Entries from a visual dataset
☆ ☆ ☆

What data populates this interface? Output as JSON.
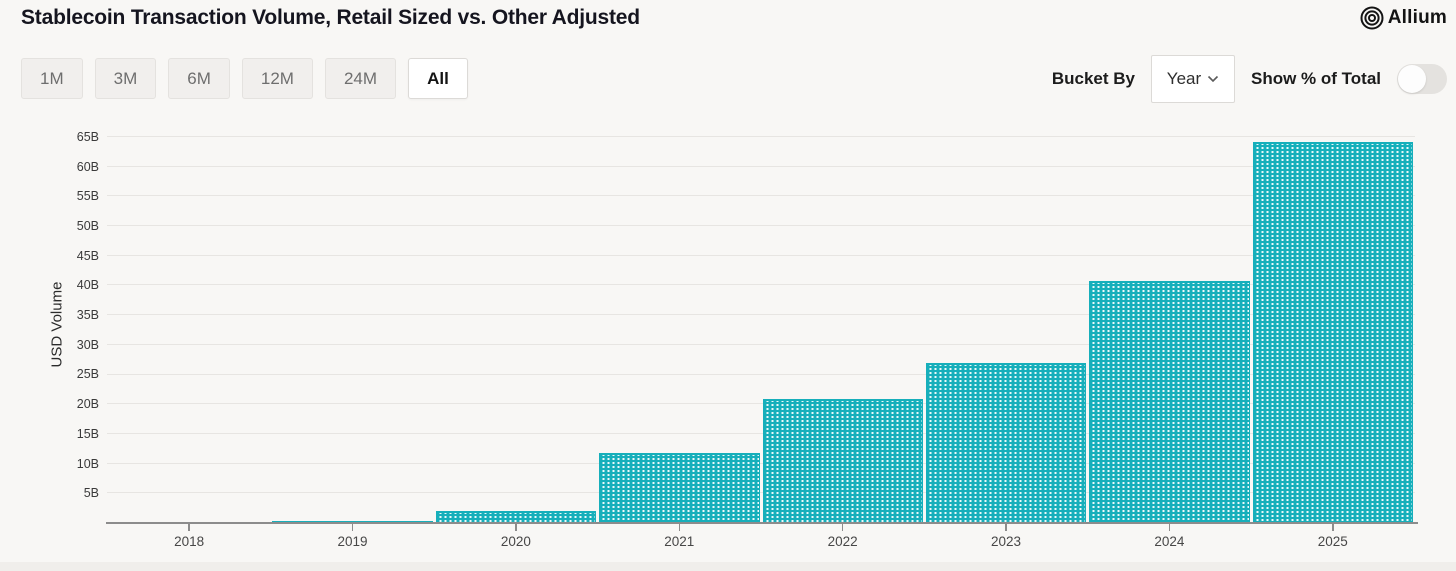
{
  "header": {
    "title": "Stablecoin Transaction Volume, Retail Sized vs. Other Adjusted",
    "brand": {
      "name": "Allium"
    }
  },
  "controls": {
    "range_buttons": [
      {
        "label": "1M",
        "active": false
      },
      {
        "label": "3M",
        "active": false
      },
      {
        "label": "6M",
        "active": false
      },
      {
        "label": "12M",
        "active": false
      },
      {
        "label": "24M",
        "active": false
      },
      {
        "label": "All",
        "active": true
      }
    ],
    "bucket_by": {
      "label": "Bucket By",
      "value": "Year"
    },
    "show_pct_toggle": {
      "label": "Show % of Total",
      "on": false
    }
  },
  "chart_data": {
    "type": "bar",
    "title": "Stablecoin Transaction Volume, Retail Sized vs. Other Adjusted",
    "categories": [
      "2018",
      "2019",
      "2020",
      "2021",
      "2022",
      "2023",
      "2024",
      "2025"
    ],
    "values": [
      0.1,
      0.6,
      2.4,
      12.2,
      21.2,
      27.2,
      41.0,
      64.5
    ],
    "values_unit": "B",
    "xlabel": "",
    "ylabel": "USD Volume",
    "ylim": [
      0,
      67
    ],
    "ytick_values": [
      5,
      10,
      15,
      20,
      25,
      30,
      35,
      40,
      45,
      50,
      55,
      60,
      65
    ],
    "ytick_labels": [
      "5B",
      "10B",
      "15B",
      "20B",
      "25B",
      "30B",
      "35B",
      "40B",
      "45B",
      "50B",
      "55B",
      "60B",
      "65B"
    ],
    "grid": true,
    "legend": "none",
    "bar_color": "#17afbb",
    "bar_pattern": "white-dot-grid"
  }
}
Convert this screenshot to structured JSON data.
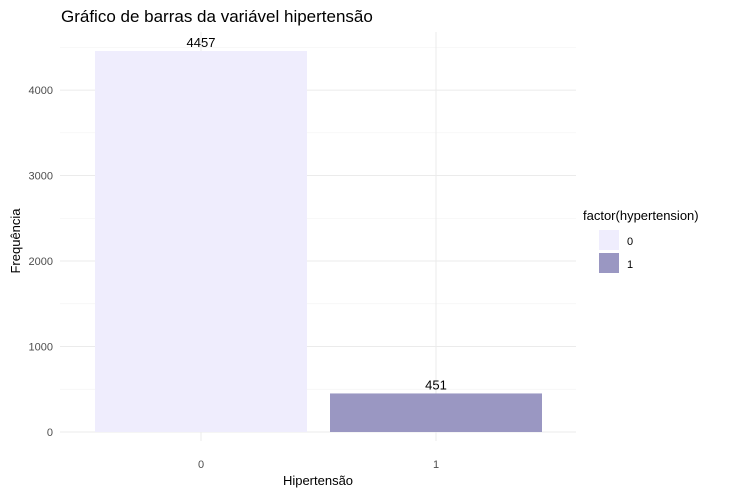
{
  "chart_data": {
    "type": "bar",
    "title": "Gráfico de barras da variável hipertensão",
    "xlabel": "Hipertensão",
    "ylabel": "Frequência",
    "categories": [
      "0",
      "1"
    ],
    "values": [
      4457,
      451
    ],
    "data_labels": [
      "4457",
      "451"
    ],
    "y_ticks": [
      0,
      1000,
      2000,
      3000,
      4000
    ],
    "y_tick_labels": [
      "0",
      "1000",
      "2000",
      "3000",
      "4000"
    ],
    "ylim": [
      0,
      4457
    ],
    "grid": true,
    "legend": {
      "title": "factor(hypertension)",
      "placement": "right",
      "entries": [
        {
          "label": "0",
          "color": "#efedfd"
        },
        {
          "label": "1",
          "color": "#9a97c2"
        }
      ]
    },
    "colors": [
      "#efedfd",
      "#9a97c2"
    ]
  }
}
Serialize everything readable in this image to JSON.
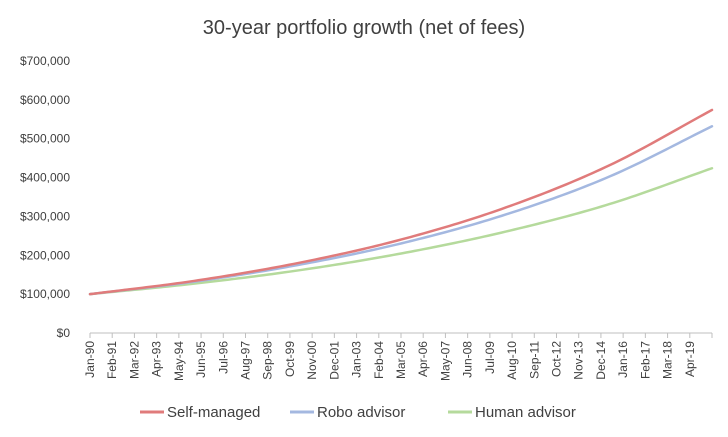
{
  "chart_data": {
    "type": "line",
    "title": "30-year portfolio growth (net of fees)",
    "xlabel": "",
    "ylabel": "",
    "x_tick_labels": [
      "Jan-90",
      "Feb-91",
      "Mar-92",
      "Apr-93",
      "May-94",
      "Jun-95",
      "Jul-96",
      "Aug-97",
      "Sep-98",
      "Oct-99",
      "Nov-00",
      "Dec-01",
      "Jan-03",
      "Feb-04",
      "Mar-05",
      "Apr-06",
      "May-07",
      "Jun-08",
      "Jul-09",
      "Aug-10",
      "Sep-11",
      "Oct-12",
      "Nov-13",
      "Dec-14",
      "Jan-16",
      "Feb-17",
      "Mar-18",
      "Apr-19"
    ],
    "x_range": [
      "Jan-90",
      "Dec-19"
    ],
    "y_tick_labels": [
      "$0",
      "$100,000",
      "$200,000",
      "$300,000",
      "$400,000",
      "$500,000",
      "$600,000",
      "$700,000"
    ],
    "ylim": [
      0,
      700000
    ],
    "grid": "none",
    "legend_position": "bottom",
    "series": [
      {
        "name": "Self-managed",
        "color": "#e07b7b",
        "x": [
          "Jan-90",
          "Jan-95",
          "Jan-00",
          "Jan-05",
          "Jan-10",
          "Jan-15",
          "Dec-19"
        ],
        "values": [
          100000,
          134000,
          180000,
          241000,
          323000,
          432000,
          574000
        ]
      },
      {
        "name": "Robo advisor",
        "color": "#a4b8e0",
        "x": [
          "Jan-90",
          "Jan-95",
          "Jan-00",
          "Jan-05",
          "Jan-10",
          "Jan-15",
          "Dec-19"
        ],
        "values": [
          100000,
          132000,
          175000,
          231000,
          305000,
          403000,
          532000
        ]
      },
      {
        "name": "Human advisor",
        "color": "#b5da9c",
        "x": [
          "Jan-90",
          "Jan-95",
          "Jan-00",
          "Jan-05",
          "Jan-10",
          "Jan-15",
          "Dec-19"
        ],
        "values": [
          100000,
          127000,
          161000,
          205000,
          261000,
          332000,
          424000
        ]
      }
    ]
  }
}
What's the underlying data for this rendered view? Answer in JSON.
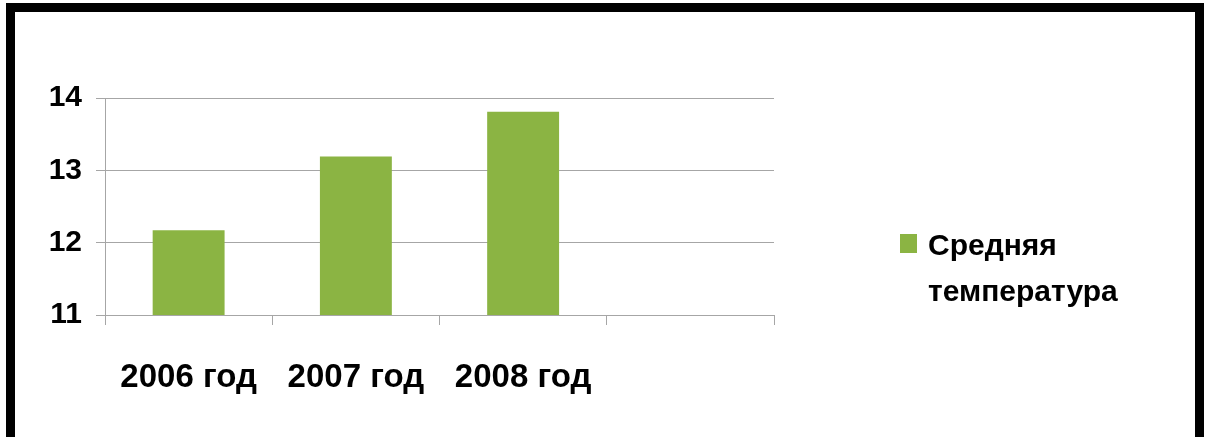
{
  "chart_data": {
    "type": "bar",
    "categories": [
      "2006 год",
      "2007 год",
      "2008 год",
      null
    ],
    "series": [
      {
        "name": "Средняя температура",
        "color": "#8bb443",
        "values": [
          12.17,
          13.19,
          13.81,
          null
        ]
      }
    ],
    "ylim": [
      11,
      14
    ],
    "yticks": [
      11,
      12,
      13,
      14
    ],
    "grid": "y",
    "legend": "right"
  }
}
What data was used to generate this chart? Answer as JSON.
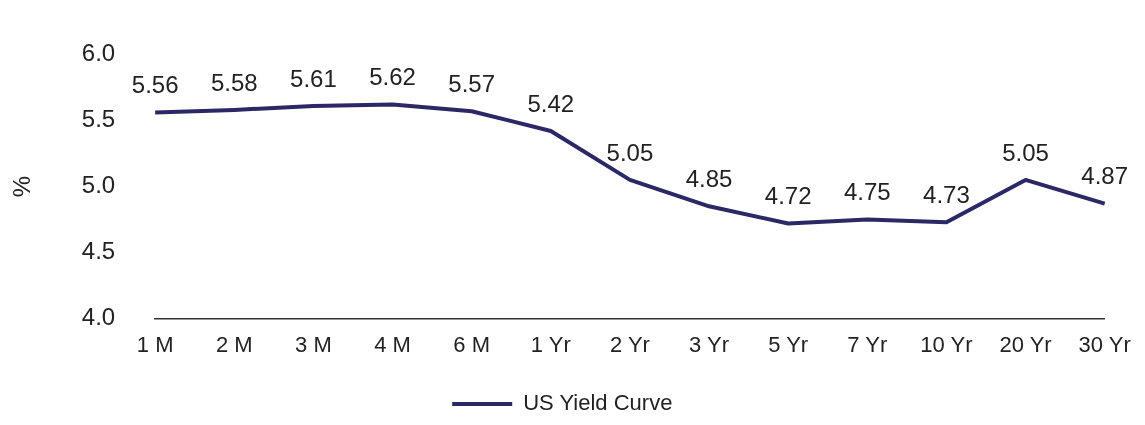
{
  "chart_data": {
    "type": "line",
    "ylabel": "%",
    "categories": [
      "1 M",
      "2 M",
      "3 M",
      "4 M",
      "6 M",
      "1 Yr",
      "2 Yr",
      "3 Yr",
      "5 Yr",
      "7 Yr",
      "10 Yr",
      "20 Yr",
      "30 Yr"
    ],
    "series": [
      {
        "name": "US Yield Curve",
        "color": "#2b2865",
        "values": [
          5.56,
          5.58,
          5.61,
          5.62,
          5.57,
          5.42,
          5.05,
          4.85,
          4.72,
          4.75,
          4.73,
          5.05,
          4.87
        ]
      }
    ],
    "ylim": [
      4,
      6
    ],
    "yticks": [
      {
        "value": 4,
        "label": "4.0"
      },
      {
        "value": 4.5,
        "label": "4.5"
      },
      {
        "value": 5,
        "label": "5.0"
      },
      {
        "value": 5.5,
        "label": "5.5"
      },
      {
        "value": 6,
        "label": "6.0"
      }
    ],
    "grid": false,
    "legend": "bottom",
    "marker": "none",
    "line_style": "solid",
    "data_labels": true
  }
}
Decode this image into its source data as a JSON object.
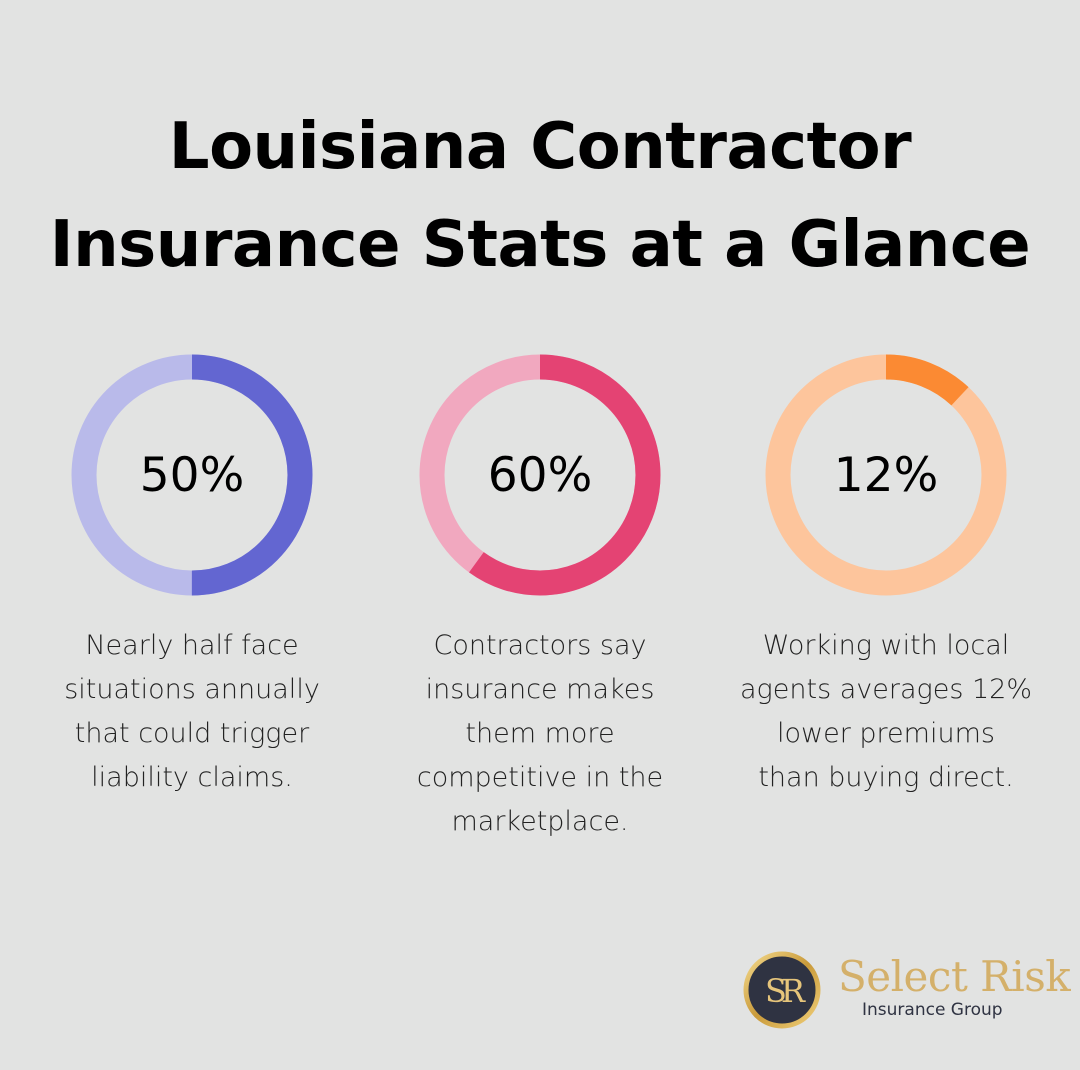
{
  "title": {
    "line1": "Louisiana Contractor",
    "line2": "Insurance Stats at a Glance"
  },
  "chart_data": {
    "type": "donut",
    "items": [
      {
        "value": 50,
        "label": "50%",
        "description": [
          "Nearly half face",
          "situations annually",
          "that could trigger",
          "liability claims."
        ],
        "color": "#6366d1",
        "track_color": "#b9baea"
      },
      {
        "value": 60,
        "label": "60%",
        "description": [
          "Contractors say",
          "insurance makes",
          "them more",
          "competitive in the",
          "marketplace."
        ],
        "color": "#e44373",
        "track_color": "#f1a8bf"
      },
      {
        "value": 12,
        "label": "12%",
        "description": [
          "Working with local",
          "agents averages 12%",
          "lower premiums",
          "than buying direct."
        ],
        "color": "#fb8a33",
        "track_color": "#fdc59c"
      }
    ]
  },
  "logo": {
    "monogram": "SR",
    "name": "Select Risk",
    "subtitle": "Insurance Group"
  }
}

☆ ☆ ☆

▸ Exercise details
In the copy, include all records verbatim but no images.

▸ Result of the task
What data populates this interface? Output as JSON.
{
  "header": {
    "title": "Stablecoin Transaction Volume, Retail Sized vs. Other Adjusted",
    "brand": {
      "name": "Allium"
    }
  },
  "controls": {
    "range_buttons": [
      {
        "label": "1M",
        "active": false
      },
      {
        "label": "3M",
        "active": false
      },
      {
        "label": "6M",
        "active": false
      },
      {
        "label": "12M",
        "active": false
      },
      {
        "label": "24M",
        "active": false
      },
      {
        "label": "All",
        "active": true
      }
    ],
    "bucket_by": {
      "label": "Bucket By",
      "value": "Year"
    },
    "show_pct_toggle": {
      "label": "Show % of Total",
      "on": false
    }
  },
  "chart_data": {
    "type": "bar",
    "title": "Stablecoin Transaction Volume, Retail Sized vs. Other Adjusted",
    "categories": [
      "2018",
      "2019",
      "2020",
      "2021",
      "2022",
      "2023",
      "2024",
      "2025"
    ],
    "values": [
      0.1,
      0.6,
      2.4,
      12.2,
      21.2,
      27.2,
      41.0,
      64.5
    ],
    "values_unit": "B",
    "xlabel": "",
    "ylabel": "USD Volume",
    "ylim": [
      0,
      67
    ],
    "ytick_values": [
      5,
      10,
      15,
      20,
      25,
      30,
      35,
      40,
      45,
      50,
      55,
      60,
      65
    ],
    "ytick_labels": [
      "5B",
      "10B",
      "15B",
      "20B",
      "25B",
      "30B",
      "35B",
      "40B",
      "45B",
      "50B",
      "55B",
      "60B",
      "65B"
    ],
    "grid": true,
    "legend": "none",
    "bar_color": "#17afbb",
    "bar_pattern": "white-dot-grid"
  }
}
Convert this screenshot to structured JSON data.
{
  "chart_data": {
    "type": "bar",
    "title": "Gráfico de barras da variável hipertensão",
    "xlabel": "Hipertensão",
    "ylabel": "Frequência",
    "categories": [
      "0",
      "1"
    ],
    "values": [
      4457,
      451
    ],
    "data_labels": [
      "4457",
      "451"
    ],
    "y_ticks": [
      0,
      1000,
      2000,
      3000,
      4000
    ],
    "y_tick_labels": [
      "0",
      "1000",
      "2000",
      "3000",
      "4000"
    ],
    "ylim": [
      0,
      4457
    ],
    "grid": true,
    "legend": {
      "title": "factor(hypertension)",
      "placement": "right",
      "entries": [
        {
          "label": "0",
          "color": "#efedfd"
        },
        {
          "label": "1",
          "color": "#9a97c2"
        }
      ]
    },
    "colors": [
      "#efedfd",
      "#9a97c2"
    ]
  }
}
Serialize everything readable in this image to JSON.
{
  "chart_data": {
    "type": "line",
    "title": "30-year portfolio growth (net of fees)",
    "xlabel": "",
    "ylabel": "",
    "x_tick_labels": [
      "Jan-90",
      "Feb-91",
      "Mar-92",
      "Apr-93",
      "May-94",
      "Jun-95",
      "Jul-96",
      "Aug-97",
      "Sep-98",
      "Oct-99",
      "Nov-00",
      "Dec-01",
      "Jan-03",
      "Feb-04",
      "Mar-05",
      "Apr-06",
      "May-07",
      "Jun-08",
      "Jul-09",
      "Aug-10",
      "Sep-11",
      "Oct-12",
      "Nov-13",
      "Dec-14",
      "Jan-16",
      "Feb-17",
      "Mar-18",
      "Apr-19"
    ],
    "x_range": [
      "Jan-90",
      "Dec-19"
    ],
    "y_tick_labels": [
      "$0",
      "$100,000",
      "$200,000",
      "$300,000",
      "$400,000",
      "$500,000",
      "$600,000",
      "$700,000"
    ],
    "ylim": [
      0,
      700000
    ],
    "grid": "none",
    "legend_position": "bottom",
    "series": [
      {
        "name": "Self-managed",
        "color": "#e07b7b",
        "x": [
          "Jan-90",
          "Jan-95",
          "Jan-00",
          "Jan-05",
          "Jan-10",
          "Jan-15",
          "Dec-19"
        ],
        "values": [
          100000,
          134000,
          180000,
          241000,
          323000,
          432000,
          574000
        ]
      },
      {
        "name": "Robo advisor",
        "color": "#a4b8e0",
        "x": [
          "Jan-90",
          "Jan-95",
          "Jan-00",
          "Jan-05",
          "Jan-10",
          "Jan-15",
          "Dec-19"
        ],
        "values": [
          100000,
          132000,
          175000,
          231000,
          305000,
          403000,
          532000
        ]
      },
      {
        "name": "Human advisor",
        "color": "#b5da9c",
        "x": [
          "Jan-90",
          "Jan-95",
          "Jan-00",
          "Jan-05",
          "Jan-10",
          "Jan-15",
          "Dec-19"
        ],
        "values": [
          100000,
          127000,
          161000,
          205000,
          261000,
          332000,
          424000
        ]
      }
    ]
  }
}
What's the underlying data for this rendered view? Answer in JSON.
{
  "chart_data": {
    "type": "bar",
    "categories": [
      "2006 год",
      "2007 год",
      "2008 год",
      null
    ],
    "series": [
      {
        "name": "Средняя температура",
        "color": "#8bb443",
        "values": [
          12.17,
          13.19,
          13.81,
          null
        ]
      }
    ],
    "ylim": [
      11,
      14
    ],
    "yticks": [
      11,
      12,
      13,
      14
    ],
    "grid": "y",
    "legend": "right"
  }
}
What data was used to generate this chart? Answer as JSON.
{
  "chart_data": {
    "type": "line",
    "ylabel": "%",
    "categories": [
      "1 M",
      "2 M",
      "3 M",
      "4 M",
      "6 M",
      "1 Yr",
      "2 Yr",
      "3 Yr",
      "5 Yr",
      "7 Yr",
      "10 Yr",
      "20 Yr",
      "30 Yr"
    ],
    "series": [
      {
        "name": "US Yield Curve",
        "color": "#2b2865",
        "values": [
          5.56,
          5.58,
          5.61,
          5.62,
          5.57,
          5.42,
          5.05,
          4.85,
          4.72,
          4.75,
          4.73,
          5.05,
          4.87
        ]
      }
    ],
    "ylim": [
      4,
      6
    ],
    "yticks": [
      {
        "value": 4,
        "label": "4.0"
      },
      {
        "value": 4.5,
        "label": "4.5"
      },
      {
        "value": 5,
        "label": "5.0"
      },
      {
        "value": 5.5,
        "label": "5.5"
      },
      {
        "value": 6,
        "label": "6.0"
      }
    ],
    "grid": false,
    "legend": "bottom",
    "marker": "none",
    "line_style": "solid",
    "data_labels": true
  }
}
Decode this image into its source data as a JSON object.
{
  "title": {
    "line1": "Louisiana Contractor",
    "line2": "Insurance Stats at a Glance"
  },
  "chart_data": {
    "type": "donut",
    "items": [
      {
        "value": 50,
        "label": "50%",
        "description": [
          "Nearly half face",
          "situations annually",
          "that could trigger",
          "liability claims."
        ],
        "color": "#6366d1",
        "track_color": "#b9baea"
      },
      {
        "value": 60,
        "label": "60%",
        "description": [
          "Contractors say",
          "insurance makes",
          "them more",
          "competitive in the",
          "marketplace."
        ],
        "color": "#e44373",
        "track_color": "#f1a8bf"
      },
      {
        "value": 12,
        "label": "12%",
        "description": [
          "Working with local",
          "agents averages 12%",
          "lower premiums",
          "than buying direct."
        ],
        "color": "#fb8a33",
        "track_color": "#fdc59c"
      }
    ]
  },
  "logo": {
    "monogram": "SR",
    "name": "Select Risk",
    "subtitle": "Insurance Group"
  }
}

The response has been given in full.